◆ **Supplied material**

## Begin

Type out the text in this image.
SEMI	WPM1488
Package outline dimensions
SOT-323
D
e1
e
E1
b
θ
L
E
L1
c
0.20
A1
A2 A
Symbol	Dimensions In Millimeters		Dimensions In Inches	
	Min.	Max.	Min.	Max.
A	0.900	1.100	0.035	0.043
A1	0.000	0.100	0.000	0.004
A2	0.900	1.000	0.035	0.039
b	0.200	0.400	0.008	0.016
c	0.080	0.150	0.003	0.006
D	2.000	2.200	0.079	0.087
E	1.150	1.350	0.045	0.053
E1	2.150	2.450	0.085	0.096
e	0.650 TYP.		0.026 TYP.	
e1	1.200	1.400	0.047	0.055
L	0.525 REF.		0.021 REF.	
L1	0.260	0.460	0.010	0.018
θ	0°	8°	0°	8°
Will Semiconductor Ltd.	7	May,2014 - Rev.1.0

## End

◆ **What you will do**
Write out every entry word for word.

◆ **Correct result**
Type out the text in this image.
SEMI	WPM1488
Package outline dimensions
SOT-323
D
e1
e
E1
b
θ
L
E
L1
c
0.20
A1
A2 A
Symbol	Dimensions In Millimeters		Dimensions In Inches	
	Min.	Max.	Min.	Max.
A	0.900	1.100	0.035	0.043
A1	0.000	0.100	0.000	0.004
A2	0.900	1.000	0.035	0.039
b	0.200	0.400	0.008	0.016
c	0.080	0.150	0.003	0.006
D	2.000	2.200	0.079	0.087
E	1.150	1.350	0.045	0.053
E1	2.150	2.450	0.085	0.096
e	0.650 TYP.		0.026 TYP.	
e1	1.200	1.400	0.047	0.055
L	0.525 REF.		0.021 REF.	
L1	0.260	0.460	0.010	0.018
θ	0°	8°	0°	8°
Will Semiconductor Ltd.	7	May,2014 - Rev.1.0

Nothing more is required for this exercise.